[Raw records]
____________
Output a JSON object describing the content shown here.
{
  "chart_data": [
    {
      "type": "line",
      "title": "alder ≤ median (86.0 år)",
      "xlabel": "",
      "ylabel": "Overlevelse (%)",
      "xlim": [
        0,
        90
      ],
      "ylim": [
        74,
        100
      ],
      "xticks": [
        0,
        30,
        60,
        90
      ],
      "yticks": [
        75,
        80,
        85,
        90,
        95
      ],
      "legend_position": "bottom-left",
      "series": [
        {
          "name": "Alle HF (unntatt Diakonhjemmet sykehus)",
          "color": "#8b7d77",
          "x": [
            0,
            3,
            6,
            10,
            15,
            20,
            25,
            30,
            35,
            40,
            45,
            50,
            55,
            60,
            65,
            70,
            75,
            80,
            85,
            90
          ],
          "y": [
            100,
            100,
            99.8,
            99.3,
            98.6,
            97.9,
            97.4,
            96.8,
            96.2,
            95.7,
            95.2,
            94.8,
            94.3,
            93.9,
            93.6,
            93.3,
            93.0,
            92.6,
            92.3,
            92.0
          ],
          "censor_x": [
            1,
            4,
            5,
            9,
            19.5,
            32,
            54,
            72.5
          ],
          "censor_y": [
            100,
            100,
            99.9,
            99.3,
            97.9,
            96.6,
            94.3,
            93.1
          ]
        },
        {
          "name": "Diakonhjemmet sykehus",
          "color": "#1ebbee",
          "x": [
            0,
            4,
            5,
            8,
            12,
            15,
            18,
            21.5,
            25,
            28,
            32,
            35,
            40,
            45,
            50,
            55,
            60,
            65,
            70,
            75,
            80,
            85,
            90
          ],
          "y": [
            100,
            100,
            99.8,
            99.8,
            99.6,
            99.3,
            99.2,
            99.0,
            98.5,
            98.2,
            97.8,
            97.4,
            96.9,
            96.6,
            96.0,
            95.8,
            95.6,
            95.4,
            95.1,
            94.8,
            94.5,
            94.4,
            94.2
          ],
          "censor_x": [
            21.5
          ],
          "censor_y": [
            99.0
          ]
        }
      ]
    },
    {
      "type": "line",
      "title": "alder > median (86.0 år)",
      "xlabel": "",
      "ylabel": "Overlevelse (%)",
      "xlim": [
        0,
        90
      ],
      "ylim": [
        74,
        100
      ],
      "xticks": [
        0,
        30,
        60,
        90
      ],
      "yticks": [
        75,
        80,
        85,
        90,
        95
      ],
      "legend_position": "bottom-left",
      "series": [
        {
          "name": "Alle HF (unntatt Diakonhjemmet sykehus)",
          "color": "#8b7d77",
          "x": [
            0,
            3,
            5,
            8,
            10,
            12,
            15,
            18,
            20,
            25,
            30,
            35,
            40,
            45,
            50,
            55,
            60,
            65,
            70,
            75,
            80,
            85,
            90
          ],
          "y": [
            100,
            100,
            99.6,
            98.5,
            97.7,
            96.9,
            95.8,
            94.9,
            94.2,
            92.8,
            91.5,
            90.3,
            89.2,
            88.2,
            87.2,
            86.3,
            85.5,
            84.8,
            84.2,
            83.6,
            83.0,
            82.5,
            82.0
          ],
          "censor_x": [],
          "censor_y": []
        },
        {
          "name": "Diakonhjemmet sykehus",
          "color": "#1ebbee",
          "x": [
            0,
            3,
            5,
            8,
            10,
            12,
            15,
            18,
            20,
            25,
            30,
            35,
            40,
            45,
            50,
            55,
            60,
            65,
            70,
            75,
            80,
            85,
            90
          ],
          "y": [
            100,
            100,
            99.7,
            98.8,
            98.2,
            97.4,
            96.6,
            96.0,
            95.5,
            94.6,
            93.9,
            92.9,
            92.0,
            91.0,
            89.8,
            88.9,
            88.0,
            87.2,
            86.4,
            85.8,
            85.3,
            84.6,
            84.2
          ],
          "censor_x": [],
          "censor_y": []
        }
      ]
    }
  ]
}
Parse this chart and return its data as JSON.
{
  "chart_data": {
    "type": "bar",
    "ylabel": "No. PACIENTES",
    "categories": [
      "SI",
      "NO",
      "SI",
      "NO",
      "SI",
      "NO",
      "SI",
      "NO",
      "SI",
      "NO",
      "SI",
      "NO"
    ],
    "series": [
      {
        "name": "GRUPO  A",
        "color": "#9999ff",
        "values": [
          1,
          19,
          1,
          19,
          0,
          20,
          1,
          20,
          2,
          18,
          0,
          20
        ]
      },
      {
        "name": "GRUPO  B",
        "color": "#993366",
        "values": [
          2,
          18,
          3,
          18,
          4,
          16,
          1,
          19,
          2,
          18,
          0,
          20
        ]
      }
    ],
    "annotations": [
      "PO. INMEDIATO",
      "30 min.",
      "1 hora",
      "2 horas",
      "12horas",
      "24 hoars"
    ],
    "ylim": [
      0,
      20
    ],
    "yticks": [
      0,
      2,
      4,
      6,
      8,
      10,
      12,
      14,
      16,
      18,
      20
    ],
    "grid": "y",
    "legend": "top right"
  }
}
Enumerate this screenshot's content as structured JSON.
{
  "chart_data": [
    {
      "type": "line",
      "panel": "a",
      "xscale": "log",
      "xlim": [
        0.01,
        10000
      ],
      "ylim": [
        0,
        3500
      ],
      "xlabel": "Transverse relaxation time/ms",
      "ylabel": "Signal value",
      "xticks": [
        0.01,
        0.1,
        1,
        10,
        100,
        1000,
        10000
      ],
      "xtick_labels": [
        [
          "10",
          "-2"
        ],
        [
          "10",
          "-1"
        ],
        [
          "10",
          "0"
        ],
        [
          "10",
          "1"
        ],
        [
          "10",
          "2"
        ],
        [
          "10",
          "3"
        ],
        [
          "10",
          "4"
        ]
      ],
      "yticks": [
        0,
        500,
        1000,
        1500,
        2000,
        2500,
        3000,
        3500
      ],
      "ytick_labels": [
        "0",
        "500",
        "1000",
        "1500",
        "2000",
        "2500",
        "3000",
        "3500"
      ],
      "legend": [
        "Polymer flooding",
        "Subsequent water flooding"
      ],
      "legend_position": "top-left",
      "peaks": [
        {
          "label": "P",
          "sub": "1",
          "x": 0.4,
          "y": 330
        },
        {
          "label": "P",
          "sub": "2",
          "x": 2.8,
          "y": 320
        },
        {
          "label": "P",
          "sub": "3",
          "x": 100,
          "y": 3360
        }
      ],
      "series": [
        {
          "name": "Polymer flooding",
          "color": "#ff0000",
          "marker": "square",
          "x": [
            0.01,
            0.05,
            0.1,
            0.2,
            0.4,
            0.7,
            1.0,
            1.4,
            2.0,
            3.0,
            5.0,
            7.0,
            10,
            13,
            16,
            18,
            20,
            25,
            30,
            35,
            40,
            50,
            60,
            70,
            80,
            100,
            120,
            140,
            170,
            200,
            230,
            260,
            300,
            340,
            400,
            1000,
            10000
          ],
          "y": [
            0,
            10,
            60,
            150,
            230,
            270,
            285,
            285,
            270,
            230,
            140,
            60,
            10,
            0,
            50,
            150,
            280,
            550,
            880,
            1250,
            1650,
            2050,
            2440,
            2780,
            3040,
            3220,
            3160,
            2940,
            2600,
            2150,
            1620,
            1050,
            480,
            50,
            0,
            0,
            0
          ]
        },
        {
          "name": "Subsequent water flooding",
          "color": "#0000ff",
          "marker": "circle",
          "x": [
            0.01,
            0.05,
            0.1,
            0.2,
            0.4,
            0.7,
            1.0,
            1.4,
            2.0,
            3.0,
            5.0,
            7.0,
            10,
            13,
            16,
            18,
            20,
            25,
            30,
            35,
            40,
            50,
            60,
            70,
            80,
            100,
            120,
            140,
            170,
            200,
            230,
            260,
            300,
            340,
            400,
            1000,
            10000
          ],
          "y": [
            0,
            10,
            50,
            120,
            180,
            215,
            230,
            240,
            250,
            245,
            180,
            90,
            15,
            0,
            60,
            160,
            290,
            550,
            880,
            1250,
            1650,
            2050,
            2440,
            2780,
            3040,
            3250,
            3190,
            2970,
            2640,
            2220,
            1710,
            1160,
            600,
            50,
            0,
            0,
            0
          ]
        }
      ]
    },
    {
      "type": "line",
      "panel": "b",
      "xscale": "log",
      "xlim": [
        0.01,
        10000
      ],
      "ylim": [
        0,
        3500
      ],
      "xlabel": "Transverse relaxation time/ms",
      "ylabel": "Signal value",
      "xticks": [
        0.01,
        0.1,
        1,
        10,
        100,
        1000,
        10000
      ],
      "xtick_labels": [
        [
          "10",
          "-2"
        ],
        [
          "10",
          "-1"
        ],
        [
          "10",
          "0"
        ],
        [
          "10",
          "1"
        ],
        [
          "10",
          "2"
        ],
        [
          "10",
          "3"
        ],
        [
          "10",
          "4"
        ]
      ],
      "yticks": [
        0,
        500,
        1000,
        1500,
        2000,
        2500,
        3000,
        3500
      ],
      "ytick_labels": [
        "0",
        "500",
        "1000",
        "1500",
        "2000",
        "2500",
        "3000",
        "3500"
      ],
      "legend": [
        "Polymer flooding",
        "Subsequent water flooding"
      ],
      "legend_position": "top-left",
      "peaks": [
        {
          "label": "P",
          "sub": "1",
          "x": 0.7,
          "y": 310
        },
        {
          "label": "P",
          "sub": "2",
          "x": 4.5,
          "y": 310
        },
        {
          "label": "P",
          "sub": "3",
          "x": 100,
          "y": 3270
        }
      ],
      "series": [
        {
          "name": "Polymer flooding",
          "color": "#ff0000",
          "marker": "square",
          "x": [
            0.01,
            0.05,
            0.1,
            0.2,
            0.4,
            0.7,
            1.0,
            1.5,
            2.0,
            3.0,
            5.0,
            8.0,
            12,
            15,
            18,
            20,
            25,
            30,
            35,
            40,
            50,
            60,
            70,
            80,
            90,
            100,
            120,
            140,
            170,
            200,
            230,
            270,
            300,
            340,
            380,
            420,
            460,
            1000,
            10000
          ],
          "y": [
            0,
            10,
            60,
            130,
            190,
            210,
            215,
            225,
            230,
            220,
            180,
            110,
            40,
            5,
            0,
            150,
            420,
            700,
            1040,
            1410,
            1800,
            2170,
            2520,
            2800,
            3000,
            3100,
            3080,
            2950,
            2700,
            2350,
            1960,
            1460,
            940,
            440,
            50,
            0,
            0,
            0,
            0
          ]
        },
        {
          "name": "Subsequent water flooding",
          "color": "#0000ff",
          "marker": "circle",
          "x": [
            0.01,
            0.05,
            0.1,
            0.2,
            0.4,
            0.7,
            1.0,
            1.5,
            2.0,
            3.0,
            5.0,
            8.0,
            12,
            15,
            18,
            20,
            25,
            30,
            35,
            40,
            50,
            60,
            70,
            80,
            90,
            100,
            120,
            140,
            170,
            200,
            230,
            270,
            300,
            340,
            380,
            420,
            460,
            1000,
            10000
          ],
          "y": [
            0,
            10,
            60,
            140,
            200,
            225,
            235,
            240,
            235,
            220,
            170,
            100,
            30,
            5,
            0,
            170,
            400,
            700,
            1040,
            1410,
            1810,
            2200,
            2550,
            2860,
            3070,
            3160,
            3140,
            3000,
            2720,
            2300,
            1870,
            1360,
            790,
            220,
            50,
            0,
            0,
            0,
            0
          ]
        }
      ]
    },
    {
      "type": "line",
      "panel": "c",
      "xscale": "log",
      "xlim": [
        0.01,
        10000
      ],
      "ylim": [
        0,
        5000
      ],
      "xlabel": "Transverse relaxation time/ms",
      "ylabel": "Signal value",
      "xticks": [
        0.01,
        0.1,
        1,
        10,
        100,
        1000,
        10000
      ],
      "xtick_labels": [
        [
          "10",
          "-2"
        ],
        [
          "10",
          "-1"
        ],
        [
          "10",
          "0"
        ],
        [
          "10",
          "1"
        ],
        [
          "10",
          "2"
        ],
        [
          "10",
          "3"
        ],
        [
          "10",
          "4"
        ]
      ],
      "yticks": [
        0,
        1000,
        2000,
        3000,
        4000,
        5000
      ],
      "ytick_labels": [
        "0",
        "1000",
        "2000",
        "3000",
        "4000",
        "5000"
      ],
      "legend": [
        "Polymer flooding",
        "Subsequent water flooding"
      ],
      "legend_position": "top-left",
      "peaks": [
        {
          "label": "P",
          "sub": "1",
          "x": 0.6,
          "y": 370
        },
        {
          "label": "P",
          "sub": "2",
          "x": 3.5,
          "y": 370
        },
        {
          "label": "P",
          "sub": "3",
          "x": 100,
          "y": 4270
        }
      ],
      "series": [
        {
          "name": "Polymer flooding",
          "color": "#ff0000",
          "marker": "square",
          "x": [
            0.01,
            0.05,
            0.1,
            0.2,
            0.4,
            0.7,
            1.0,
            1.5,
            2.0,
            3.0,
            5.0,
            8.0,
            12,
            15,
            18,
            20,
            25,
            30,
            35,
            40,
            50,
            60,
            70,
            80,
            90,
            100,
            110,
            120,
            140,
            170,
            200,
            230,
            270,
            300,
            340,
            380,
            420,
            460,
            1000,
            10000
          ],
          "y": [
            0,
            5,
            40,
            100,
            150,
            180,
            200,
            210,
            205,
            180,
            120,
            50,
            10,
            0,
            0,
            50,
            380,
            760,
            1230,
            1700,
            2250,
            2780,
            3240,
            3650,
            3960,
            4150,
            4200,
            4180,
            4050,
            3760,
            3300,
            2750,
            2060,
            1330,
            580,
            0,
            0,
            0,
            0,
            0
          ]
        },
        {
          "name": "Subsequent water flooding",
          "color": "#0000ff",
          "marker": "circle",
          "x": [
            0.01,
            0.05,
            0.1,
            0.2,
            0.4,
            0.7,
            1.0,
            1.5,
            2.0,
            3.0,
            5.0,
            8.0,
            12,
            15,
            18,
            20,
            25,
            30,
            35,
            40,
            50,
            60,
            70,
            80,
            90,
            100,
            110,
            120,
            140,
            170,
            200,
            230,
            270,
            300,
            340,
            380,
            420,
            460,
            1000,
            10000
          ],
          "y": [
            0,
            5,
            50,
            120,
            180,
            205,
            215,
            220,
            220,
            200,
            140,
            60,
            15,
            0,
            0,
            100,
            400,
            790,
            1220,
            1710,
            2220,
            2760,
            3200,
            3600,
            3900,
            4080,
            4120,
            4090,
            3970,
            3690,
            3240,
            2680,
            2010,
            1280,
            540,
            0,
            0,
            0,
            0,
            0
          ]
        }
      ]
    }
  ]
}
____________
Job - Copy out every line in the listing where the word "this" appears.

Answer in full -
Parse this chart and return its data as JSON.
Enumerate this screenshot's content as structured JSON.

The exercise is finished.